Вопросы для ответа →
- A) Кто, согласно отрывку о Зыкове, возглавлял партком факультета?
- B) Соответствуют ли отрывку о Зыкове следующие утверждения: (i) справка датирована февралем 1937 года; (ii) через неделю на факультете рассказчика встретили холодно; (iii) Зыков обвинил рассказчика в троцкистской агитации?
- C) Продолжите отрывок о Зыкове с места, на котором он обрывается.

Своими дрожащими руками он подал мне ручку и книгу, Боже, до чего же он был мерзок! Я решил не хохмить, а написал коротко и четко: Справка Дана сия Зыкову Николаю Макаровичу в том, что он действительно является дураком. ... февраля 1937 г. И. Шкловский Отдав ему справку, я сказал: "А теперь можешь тушить свет — пожалуй, уже время!"
 
Через неделю, когда я по какому-то неотложному делу зашёл на факультет, я сразу же всем существом почувствовал, что обстановка резко изменилась. Меня встречали приветливые лица, сочувственно спрашивали, почему редко появляюсь, уж не заболел ли? И черные тучи, сгустившиеся на моем небосклоне, полностью рассеялись.
 
Много лет Спустя мой старый друг по аспирантуре, ныне покойный Юрий Наумович Липский поведал мне, что же тогда случилось. Зыков написал в партком факультета, возглавляемый Липским, заявление, в котором клеветнически обвинял меня в троцкистской агитации. Негодяй знал, что делает! Это заявление по тем временам означало просто убийство из-за угла, причем безнаказанное. Партком обязан был его рассмотреть и сделать выводы.

Сохранённые записи набора данных →
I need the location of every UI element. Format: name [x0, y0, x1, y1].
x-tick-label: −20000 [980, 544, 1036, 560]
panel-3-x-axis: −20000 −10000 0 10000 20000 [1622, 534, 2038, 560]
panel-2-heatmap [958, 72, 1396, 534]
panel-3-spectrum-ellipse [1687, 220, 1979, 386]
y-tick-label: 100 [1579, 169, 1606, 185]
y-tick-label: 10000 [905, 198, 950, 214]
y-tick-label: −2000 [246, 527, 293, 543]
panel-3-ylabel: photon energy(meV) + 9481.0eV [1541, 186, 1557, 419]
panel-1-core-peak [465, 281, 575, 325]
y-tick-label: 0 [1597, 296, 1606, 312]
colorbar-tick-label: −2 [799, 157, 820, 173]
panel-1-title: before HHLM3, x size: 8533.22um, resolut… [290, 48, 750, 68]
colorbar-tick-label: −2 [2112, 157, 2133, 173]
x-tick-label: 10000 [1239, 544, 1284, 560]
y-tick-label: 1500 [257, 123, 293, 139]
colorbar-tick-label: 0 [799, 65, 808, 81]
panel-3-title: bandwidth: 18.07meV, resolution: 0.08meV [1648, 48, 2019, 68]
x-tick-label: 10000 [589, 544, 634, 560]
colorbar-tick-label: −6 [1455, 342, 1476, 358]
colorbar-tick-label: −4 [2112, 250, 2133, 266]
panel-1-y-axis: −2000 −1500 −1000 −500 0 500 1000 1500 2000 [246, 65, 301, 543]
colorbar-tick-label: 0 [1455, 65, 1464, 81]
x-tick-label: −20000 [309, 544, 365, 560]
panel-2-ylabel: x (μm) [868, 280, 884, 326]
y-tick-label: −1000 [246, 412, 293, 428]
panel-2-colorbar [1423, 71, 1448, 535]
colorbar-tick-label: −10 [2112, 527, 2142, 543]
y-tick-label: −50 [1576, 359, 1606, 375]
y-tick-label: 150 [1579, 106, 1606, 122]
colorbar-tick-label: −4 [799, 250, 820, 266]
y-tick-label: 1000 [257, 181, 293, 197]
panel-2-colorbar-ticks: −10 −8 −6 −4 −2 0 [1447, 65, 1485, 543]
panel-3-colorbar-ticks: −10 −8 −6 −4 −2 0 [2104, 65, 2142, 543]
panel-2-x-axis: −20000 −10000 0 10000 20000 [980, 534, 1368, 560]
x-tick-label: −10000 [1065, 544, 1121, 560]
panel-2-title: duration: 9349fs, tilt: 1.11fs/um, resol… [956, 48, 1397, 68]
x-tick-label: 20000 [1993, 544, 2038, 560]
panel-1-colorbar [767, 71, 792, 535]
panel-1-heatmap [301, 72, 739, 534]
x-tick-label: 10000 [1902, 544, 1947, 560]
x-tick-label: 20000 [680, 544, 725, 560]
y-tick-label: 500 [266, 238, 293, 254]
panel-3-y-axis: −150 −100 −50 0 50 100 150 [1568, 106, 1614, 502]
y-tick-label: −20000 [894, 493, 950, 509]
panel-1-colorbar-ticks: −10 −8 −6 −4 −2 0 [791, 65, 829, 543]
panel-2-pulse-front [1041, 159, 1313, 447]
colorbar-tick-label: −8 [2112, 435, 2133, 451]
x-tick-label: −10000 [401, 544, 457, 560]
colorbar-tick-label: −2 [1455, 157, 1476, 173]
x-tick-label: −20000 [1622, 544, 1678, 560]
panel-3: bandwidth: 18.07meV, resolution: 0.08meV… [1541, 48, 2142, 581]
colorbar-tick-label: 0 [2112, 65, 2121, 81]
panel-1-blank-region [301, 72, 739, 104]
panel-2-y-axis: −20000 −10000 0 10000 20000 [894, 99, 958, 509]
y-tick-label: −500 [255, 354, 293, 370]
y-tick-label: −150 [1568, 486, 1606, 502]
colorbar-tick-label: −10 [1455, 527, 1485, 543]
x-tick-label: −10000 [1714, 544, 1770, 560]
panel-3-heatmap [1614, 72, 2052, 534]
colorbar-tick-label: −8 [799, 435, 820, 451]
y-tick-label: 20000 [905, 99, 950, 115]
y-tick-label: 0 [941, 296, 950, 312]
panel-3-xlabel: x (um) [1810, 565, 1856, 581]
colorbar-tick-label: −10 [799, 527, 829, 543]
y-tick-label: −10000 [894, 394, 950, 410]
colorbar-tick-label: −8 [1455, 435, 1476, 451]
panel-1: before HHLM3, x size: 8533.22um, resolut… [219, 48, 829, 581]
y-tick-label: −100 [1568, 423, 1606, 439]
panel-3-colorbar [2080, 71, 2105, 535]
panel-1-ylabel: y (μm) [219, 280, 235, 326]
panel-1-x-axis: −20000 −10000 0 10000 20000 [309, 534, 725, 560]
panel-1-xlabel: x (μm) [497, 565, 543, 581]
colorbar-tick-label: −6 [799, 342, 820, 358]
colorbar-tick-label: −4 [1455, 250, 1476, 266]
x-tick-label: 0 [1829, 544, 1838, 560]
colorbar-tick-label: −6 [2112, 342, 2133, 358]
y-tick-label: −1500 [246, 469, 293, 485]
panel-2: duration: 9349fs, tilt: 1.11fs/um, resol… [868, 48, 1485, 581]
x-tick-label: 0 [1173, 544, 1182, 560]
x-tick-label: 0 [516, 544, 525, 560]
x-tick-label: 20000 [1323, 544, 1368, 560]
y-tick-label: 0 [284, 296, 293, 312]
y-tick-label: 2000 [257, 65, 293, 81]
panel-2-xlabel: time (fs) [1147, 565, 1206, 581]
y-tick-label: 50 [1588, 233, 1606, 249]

Результаты упражнения →
- A) Юрий Наумович Липский.

- B)
(i) Да: «февраля 1937 г.»
(ii) Нет: «Меня встречали приветливые лица».
(iii) Да: «клеветнически обвинял меня в троцкистской агитации».

- C)
 
"Твое дело было безнадежно, — сказал мне Юра. — Очень я тебя, дурачка, жалел, но..." И вдруг на очередное заседание парткома врывается пышущий радостным гневом Зыков и протягивает какую-то смятую бумажку. "Вам нужны ещё доказательства антисоветской деятельности Шкловского — вот прочтите". Члены парткома прочли и грохнули от смеха — то была моя справка.
 
"А ты ведь действительно, дурак, Зыков. Пошёл вон отсюда", — сказал Липский, и тут же дело было прекращено.
 
Финал этой драматической Истории можно объяснить только тем, что я родился в рубашке. За годы моей жизни в Останкино "эффект рубашки" сработал ещё несколько раз. Ну, хотя бы тогда, когда в начале лета 1937 г. Я получил повестку — явиться на Лубянку. Этот визит я никогда не забуду. Особенно запомнились лифты и длинные пустые коридоры страшного дома. Помню, что я должен был вжаться в стенку, пропуская идущего навстречу мне человека с отведенными назад руками, за которым в трех шагах следовал конвоир. По лицу человека текла кровь. Он был почему-то то странно спокоен.
 
Их там на Лубянке интересовали некоторые подробности жизни бедного Коли Рачковского. Я что-то долдонил о своеобразной манере Колиной игры в шахматы — он раздражающе долго думал. Ничего другого о несчастном я не знал. Не добившись от меня никакого толку, следователь подписал пропуск на выход. Никогда мне не забыть восхитительного состояния души и тела, когда за мной закрылась тяжелая дверь, и я оказался на залитой солнцем московской улице. Помню, меня захлестнуло огромное чувство любви к людям, которые как ни в чем ни бывало сновали взад и вперед. А я-то думал что за эти два часа мир перевернулся...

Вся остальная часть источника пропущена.